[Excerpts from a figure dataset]
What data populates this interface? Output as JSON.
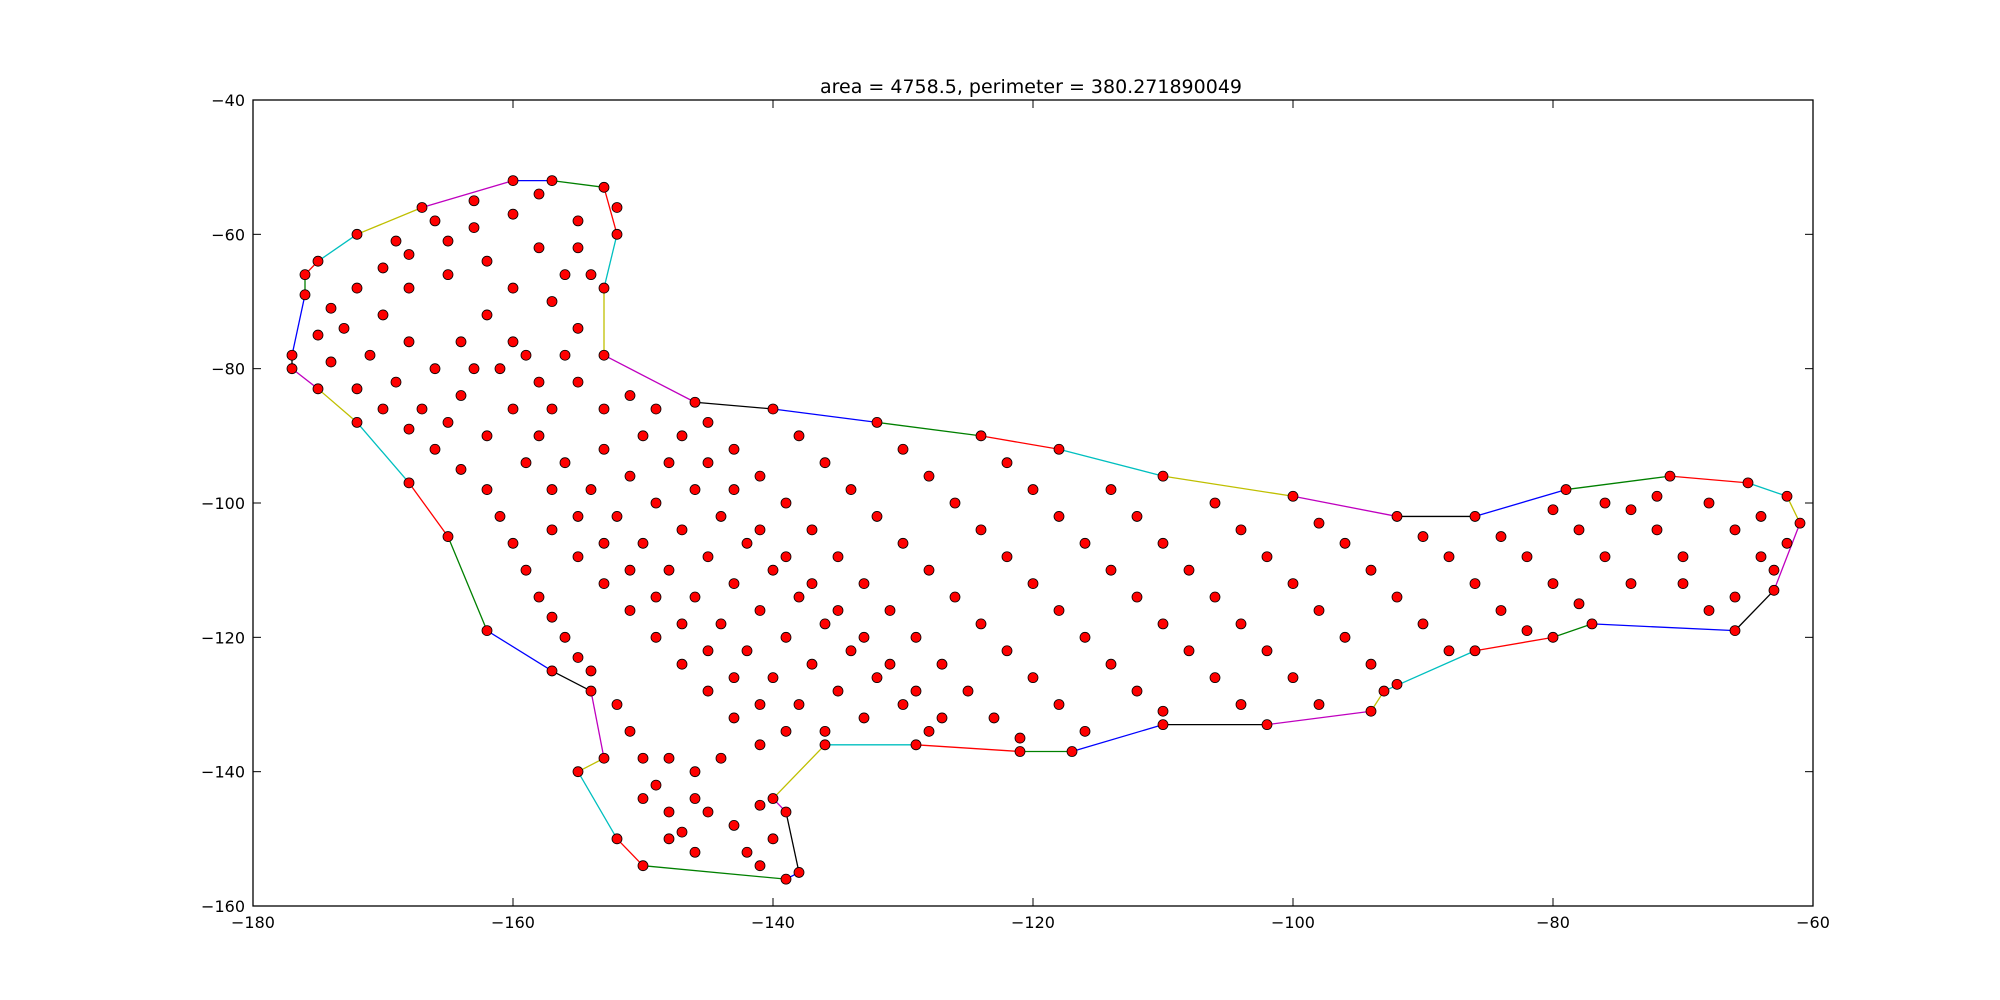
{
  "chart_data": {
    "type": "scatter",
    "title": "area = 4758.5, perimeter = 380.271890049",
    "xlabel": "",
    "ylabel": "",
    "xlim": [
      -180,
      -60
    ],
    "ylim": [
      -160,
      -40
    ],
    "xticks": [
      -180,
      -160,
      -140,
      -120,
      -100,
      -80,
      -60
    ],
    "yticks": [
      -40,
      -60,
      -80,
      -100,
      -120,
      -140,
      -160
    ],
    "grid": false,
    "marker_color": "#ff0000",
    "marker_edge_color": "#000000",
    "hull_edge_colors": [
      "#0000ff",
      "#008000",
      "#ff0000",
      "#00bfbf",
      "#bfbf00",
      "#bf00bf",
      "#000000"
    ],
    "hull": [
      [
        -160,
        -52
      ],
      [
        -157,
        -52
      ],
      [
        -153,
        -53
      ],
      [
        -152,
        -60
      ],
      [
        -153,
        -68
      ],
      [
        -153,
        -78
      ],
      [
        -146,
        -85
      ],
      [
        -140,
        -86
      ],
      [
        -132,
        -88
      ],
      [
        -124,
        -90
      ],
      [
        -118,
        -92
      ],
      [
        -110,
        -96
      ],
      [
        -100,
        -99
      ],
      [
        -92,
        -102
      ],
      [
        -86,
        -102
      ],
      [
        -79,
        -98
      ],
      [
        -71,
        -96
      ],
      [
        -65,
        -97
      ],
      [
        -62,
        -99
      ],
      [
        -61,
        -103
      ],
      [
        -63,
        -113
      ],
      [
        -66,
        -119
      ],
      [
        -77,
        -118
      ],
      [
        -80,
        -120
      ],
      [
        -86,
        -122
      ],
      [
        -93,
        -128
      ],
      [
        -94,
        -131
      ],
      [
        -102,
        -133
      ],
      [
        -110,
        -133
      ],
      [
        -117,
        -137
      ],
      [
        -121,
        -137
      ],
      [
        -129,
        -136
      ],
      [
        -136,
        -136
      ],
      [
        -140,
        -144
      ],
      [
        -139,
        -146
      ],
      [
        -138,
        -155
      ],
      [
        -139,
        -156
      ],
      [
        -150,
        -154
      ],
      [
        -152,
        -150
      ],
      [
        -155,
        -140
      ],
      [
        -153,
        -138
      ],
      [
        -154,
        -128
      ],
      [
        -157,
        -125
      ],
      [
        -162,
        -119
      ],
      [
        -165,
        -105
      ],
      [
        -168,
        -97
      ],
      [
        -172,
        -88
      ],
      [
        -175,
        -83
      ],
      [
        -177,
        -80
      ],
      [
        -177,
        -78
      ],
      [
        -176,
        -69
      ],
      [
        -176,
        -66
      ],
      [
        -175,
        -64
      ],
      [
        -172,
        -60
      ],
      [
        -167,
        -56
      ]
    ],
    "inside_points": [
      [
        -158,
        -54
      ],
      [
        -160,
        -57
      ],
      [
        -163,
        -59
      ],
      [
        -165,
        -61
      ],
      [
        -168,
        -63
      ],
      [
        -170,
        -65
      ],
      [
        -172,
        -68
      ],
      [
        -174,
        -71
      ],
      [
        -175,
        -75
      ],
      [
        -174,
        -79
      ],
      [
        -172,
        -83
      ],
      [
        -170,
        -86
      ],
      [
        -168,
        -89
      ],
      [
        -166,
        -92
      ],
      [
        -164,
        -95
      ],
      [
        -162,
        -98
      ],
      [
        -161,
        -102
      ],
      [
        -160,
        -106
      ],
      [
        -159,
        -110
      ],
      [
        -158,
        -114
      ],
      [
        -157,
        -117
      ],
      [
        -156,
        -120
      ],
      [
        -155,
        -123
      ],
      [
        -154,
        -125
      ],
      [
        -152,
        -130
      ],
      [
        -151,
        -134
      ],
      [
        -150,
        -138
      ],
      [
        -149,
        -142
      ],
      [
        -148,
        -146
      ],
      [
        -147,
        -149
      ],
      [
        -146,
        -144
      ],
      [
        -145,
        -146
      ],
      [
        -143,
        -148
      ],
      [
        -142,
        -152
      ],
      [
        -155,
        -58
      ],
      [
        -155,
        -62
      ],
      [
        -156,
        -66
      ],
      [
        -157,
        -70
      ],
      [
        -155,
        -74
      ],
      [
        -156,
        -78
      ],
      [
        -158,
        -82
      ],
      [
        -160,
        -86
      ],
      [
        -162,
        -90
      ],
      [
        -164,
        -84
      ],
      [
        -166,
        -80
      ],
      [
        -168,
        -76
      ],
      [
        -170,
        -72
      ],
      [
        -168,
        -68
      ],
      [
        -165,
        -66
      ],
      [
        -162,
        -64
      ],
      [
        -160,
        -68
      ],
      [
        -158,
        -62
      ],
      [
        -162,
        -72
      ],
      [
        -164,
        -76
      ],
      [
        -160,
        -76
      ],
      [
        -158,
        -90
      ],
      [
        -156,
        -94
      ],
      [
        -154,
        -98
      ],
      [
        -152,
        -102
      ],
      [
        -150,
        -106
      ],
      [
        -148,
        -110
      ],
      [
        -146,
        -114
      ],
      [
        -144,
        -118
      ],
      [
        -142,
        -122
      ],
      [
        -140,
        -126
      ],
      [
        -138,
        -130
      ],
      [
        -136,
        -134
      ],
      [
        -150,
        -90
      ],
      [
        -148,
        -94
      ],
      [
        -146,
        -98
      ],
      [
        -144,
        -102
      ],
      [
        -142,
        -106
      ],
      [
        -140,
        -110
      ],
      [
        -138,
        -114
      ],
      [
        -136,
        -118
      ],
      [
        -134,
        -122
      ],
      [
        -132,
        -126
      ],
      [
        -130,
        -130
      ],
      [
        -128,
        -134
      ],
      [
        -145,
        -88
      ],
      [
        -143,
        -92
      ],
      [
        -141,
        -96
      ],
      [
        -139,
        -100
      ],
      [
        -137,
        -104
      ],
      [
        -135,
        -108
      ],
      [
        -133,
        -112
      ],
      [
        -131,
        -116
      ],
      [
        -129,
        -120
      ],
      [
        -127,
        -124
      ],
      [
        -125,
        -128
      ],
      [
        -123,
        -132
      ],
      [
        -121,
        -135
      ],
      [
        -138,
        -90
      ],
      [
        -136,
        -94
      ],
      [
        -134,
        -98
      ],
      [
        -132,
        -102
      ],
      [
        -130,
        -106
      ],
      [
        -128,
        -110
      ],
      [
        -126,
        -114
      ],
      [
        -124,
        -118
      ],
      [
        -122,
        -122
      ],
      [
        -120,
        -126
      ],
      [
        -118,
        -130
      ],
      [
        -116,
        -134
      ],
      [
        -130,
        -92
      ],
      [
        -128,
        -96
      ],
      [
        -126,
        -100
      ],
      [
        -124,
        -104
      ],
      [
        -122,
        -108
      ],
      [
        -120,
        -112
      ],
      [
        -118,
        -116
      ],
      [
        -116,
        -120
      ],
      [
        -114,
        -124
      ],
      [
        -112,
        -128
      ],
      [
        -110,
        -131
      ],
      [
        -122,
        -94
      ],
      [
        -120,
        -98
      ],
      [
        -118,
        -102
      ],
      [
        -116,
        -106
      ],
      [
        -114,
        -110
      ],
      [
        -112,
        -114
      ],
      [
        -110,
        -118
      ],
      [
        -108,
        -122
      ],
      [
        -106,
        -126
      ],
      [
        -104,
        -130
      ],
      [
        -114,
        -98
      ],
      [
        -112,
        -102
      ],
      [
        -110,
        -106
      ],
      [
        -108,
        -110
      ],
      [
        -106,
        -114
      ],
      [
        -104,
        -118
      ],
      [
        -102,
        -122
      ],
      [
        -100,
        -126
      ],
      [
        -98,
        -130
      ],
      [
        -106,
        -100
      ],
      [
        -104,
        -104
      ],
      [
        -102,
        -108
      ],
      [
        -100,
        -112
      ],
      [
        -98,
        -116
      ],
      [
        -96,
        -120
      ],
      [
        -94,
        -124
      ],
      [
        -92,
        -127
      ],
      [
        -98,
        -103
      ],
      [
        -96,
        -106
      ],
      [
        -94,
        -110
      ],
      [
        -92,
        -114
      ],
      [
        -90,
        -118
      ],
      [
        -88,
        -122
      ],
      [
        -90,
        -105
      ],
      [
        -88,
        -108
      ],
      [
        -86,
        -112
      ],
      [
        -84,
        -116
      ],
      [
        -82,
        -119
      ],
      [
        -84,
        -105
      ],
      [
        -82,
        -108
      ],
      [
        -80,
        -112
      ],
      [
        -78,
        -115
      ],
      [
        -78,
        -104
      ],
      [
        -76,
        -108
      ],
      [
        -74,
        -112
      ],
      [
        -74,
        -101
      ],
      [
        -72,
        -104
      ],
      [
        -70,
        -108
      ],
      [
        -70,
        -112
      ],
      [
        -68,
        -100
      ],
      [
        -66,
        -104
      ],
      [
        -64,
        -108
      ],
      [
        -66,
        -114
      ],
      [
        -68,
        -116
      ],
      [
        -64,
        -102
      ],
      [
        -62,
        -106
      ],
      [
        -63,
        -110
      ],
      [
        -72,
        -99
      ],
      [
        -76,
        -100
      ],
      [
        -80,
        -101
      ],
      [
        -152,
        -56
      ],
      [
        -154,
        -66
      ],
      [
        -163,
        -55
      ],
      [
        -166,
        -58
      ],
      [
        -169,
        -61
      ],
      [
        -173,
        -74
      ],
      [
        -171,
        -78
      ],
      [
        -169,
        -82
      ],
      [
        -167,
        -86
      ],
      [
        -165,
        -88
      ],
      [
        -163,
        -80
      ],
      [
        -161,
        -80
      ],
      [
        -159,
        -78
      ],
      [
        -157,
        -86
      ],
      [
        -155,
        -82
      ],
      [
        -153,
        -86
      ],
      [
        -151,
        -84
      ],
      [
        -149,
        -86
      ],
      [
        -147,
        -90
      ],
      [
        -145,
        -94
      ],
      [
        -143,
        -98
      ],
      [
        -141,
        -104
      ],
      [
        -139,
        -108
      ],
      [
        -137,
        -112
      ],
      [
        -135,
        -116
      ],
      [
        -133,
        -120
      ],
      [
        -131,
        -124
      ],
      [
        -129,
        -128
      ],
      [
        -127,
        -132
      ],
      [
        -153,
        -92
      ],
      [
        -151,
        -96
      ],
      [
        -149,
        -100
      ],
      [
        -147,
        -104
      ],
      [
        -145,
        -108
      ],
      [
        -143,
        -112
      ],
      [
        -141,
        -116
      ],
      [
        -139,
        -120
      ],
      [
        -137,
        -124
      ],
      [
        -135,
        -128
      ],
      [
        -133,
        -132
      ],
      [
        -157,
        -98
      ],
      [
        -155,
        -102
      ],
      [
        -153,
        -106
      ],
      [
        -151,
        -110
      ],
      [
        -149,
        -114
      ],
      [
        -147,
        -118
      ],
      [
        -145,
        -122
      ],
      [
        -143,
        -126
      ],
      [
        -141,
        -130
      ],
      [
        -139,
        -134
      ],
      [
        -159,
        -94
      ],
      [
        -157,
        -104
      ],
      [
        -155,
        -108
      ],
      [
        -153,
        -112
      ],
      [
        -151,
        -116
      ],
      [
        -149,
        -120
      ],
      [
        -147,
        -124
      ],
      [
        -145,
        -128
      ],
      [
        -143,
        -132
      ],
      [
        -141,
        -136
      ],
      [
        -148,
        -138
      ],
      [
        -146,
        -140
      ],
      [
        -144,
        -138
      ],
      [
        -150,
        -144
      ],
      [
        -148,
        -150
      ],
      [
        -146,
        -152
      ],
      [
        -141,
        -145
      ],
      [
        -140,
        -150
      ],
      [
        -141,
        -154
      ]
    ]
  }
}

...

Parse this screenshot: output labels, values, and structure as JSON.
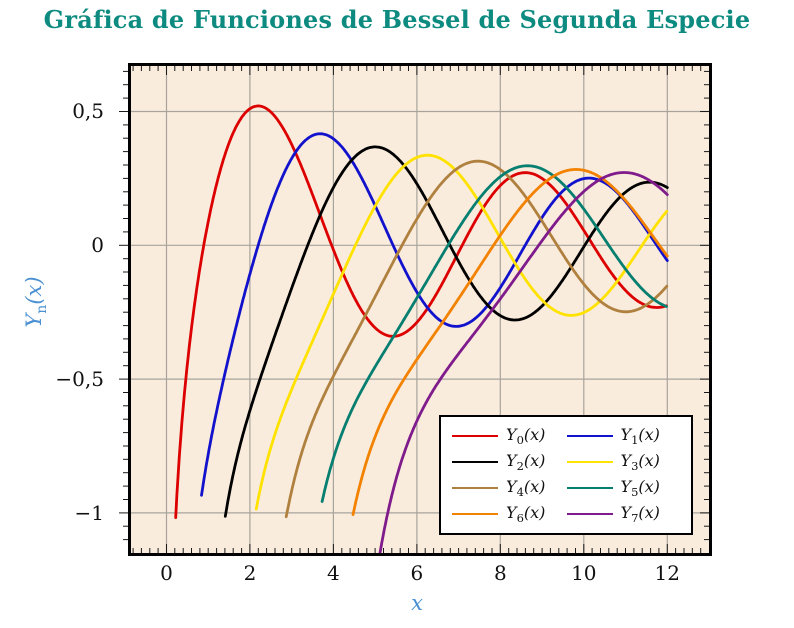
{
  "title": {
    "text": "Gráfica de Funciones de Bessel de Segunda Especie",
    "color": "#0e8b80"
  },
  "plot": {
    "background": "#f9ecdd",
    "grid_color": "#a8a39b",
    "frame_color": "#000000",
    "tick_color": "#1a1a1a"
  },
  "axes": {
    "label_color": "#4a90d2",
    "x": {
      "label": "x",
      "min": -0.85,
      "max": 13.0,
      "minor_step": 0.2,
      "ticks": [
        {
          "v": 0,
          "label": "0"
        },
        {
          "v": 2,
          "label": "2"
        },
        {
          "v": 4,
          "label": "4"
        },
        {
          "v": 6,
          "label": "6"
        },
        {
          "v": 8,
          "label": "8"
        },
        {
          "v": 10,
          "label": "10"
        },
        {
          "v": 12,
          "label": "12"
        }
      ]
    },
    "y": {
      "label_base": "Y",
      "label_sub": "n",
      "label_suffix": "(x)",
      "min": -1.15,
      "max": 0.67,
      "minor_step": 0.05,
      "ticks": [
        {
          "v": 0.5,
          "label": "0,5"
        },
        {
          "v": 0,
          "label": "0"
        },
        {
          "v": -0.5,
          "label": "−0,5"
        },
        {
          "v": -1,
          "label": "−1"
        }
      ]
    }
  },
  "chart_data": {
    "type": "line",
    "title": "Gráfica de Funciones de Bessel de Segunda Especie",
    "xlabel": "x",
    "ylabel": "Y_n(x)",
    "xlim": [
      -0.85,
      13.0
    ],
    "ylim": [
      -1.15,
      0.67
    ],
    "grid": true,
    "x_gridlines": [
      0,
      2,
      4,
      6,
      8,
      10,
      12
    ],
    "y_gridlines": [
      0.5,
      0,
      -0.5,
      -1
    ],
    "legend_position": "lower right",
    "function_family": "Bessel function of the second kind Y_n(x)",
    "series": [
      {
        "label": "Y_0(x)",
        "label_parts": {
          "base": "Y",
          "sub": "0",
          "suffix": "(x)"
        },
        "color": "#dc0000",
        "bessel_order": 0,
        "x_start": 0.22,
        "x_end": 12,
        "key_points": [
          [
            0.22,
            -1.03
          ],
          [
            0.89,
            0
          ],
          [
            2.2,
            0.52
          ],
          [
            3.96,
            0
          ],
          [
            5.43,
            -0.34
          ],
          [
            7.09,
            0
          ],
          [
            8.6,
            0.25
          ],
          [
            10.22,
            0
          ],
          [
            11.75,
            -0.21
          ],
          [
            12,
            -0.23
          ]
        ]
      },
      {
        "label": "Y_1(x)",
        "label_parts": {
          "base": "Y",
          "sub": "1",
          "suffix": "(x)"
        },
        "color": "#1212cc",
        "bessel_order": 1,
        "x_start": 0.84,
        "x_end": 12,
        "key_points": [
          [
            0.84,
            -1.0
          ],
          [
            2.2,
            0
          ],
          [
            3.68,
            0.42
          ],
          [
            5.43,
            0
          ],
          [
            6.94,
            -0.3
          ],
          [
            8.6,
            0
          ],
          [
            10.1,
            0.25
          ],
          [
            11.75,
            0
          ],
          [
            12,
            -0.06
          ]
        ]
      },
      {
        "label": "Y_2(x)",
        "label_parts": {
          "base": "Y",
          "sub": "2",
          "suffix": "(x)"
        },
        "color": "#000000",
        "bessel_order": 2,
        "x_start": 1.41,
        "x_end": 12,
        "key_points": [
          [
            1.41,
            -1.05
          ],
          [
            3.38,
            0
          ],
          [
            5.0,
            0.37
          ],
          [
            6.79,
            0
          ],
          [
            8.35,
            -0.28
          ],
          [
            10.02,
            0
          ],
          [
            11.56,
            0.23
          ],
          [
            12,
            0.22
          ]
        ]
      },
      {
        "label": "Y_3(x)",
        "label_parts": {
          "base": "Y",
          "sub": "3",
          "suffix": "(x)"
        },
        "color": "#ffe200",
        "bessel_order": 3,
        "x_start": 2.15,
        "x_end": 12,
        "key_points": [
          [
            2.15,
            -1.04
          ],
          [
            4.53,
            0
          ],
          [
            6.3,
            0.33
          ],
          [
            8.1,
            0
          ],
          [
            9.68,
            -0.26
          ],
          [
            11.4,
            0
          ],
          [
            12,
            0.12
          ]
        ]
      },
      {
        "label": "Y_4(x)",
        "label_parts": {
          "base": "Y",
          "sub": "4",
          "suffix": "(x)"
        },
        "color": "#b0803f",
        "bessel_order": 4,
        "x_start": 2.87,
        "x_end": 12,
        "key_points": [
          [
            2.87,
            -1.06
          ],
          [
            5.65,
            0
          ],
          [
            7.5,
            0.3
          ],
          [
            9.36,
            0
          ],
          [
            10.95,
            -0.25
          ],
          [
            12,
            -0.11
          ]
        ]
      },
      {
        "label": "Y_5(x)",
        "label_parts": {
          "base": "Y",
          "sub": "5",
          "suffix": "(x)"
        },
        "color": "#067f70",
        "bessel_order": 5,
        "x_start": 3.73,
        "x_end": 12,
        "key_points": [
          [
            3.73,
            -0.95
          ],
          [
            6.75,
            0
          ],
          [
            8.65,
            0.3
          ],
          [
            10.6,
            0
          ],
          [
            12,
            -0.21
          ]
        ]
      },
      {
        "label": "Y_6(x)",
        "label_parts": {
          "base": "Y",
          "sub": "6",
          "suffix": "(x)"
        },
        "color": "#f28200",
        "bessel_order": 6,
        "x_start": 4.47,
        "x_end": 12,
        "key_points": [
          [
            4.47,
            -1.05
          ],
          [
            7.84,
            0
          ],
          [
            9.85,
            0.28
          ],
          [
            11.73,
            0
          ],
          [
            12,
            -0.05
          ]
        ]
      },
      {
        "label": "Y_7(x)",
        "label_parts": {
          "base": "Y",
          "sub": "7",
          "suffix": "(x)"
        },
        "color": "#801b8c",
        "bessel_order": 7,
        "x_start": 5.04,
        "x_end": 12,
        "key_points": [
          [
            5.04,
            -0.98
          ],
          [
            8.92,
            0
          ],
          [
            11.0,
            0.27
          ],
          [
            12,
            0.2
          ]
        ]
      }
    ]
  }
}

[Your task]
In the lines above, find each one with "Gráfica" and list it.

[Exercise result]
    "text": "Gráfica de Funciones de Bessel de Segunda Especie",
    "title": "Gráfica de Funciones de Bessel de Segunda Especie",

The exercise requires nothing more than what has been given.